- **Work required**:
Reproduce the full listing below unchanged, apart from the pictures.

- **Stored rows**:
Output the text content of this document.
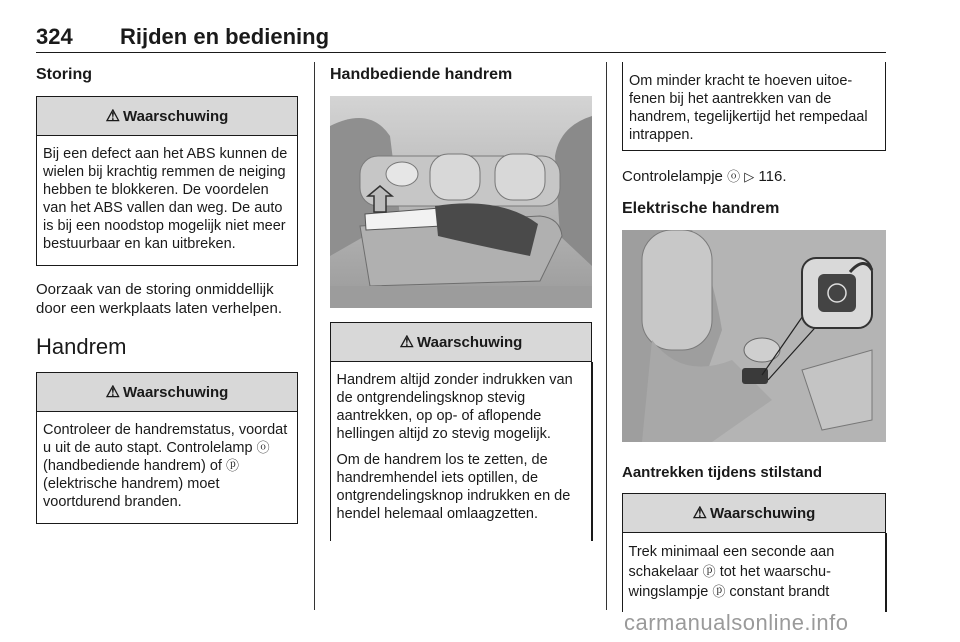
324 Rijden en bediening
Storing
⚠ Waarschuwing

Bij een defect aan het ABS kunnen de wielen bij krachtig remmen de neiging hebben te blokkeren. De voordelen van het ABS vallen dan weg. De auto is bij een noodstop mogelijk niet meer bestuurbaar en kan uitbreken.

Oorzaak van de storing onmiddellijk door een werkplaats laten verhelpen.

Handrem
⚠ Waarschuwing

Controleer de handremstatus, voordat u uit de auto stapt. Controlelamp ⓞ (handbediende handrem) of ⓟ (elektrische handrem) moet voortdurend branden.

Handbediende handrem
⚠ Waarschuwing

Handrem altijd zonder indrukken van de ontgrendelingsknop stevig aantrekken, op op- of aflopende hellingen altijd zo stevig mogelijk.

Om de handrem los te zetten, de handremhendel iets optillen, de ontgrendelingsknop indrukken en de hendel helemaal omlaagzetten.

Om minder kracht te hoeven uitoefenen bij het aantrekken van de handrem, tegelijkertijd het rempedaal intrappen.

Controlelampje ⓞ ▷ 116.

Elektrische handrem
Aantrekken tijdens stilstand
⚠ Waarschuwing

Trek minimaal een seconde aan schakelaar ⓟ tot het waarschuwingslampje ⓟ constant brandt

carmanualsonline.info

- **Answer to this task**:
Output the text content of this document.
324 Rijden en bediening
Storing
⚠ Waarschuwing

Bij een defect aan het ABS kunnen de wielen bij krachtig remmen de neiging hebben te blokkeren. De voordelen van het ABS vallen dan weg. De auto is bij een noodstop mogelijk niet meer bestuurbaar en kan uitbreken.

Oorzaak van de storing onmiddellijk door een werkplaats laten verhelpen.

Handrem
⚠ Waarschuwing

Controleer de handremstatus, voordat u uit de auto stapt. Controlelamp ⓞ (handbediende handrem) of ⓟ (elektrische handrem) moet voortdurend branden.

Handbediende handrem
⚠ Waarschuwing

Handrem altijd zonder indrukken van de ontgrendelingsknop stevig aantrekken, op op- of aflopende hellingen altijd zo stevig mogelijk.

Om de handrem los te zetten, de handremhendel iets optillen, de ontgrendelingsknop indrukken en de hendel helemaal omlaagzetten.

Om minder kracht te hoeven uitoefenen bij het aantrekken van de handrem, tegelijkertijd het rempedaal intrappen.

Controlelampje ⓞ ▷ 116.

Elektrische handrem
Aantrekken tijdens stilstand
⚠ Waarschuwing

Trek minimaal een seconde aan schakelaar ⓟ tot het waarschuwingslampje ⓟ constant brandt

carmanualsonline.info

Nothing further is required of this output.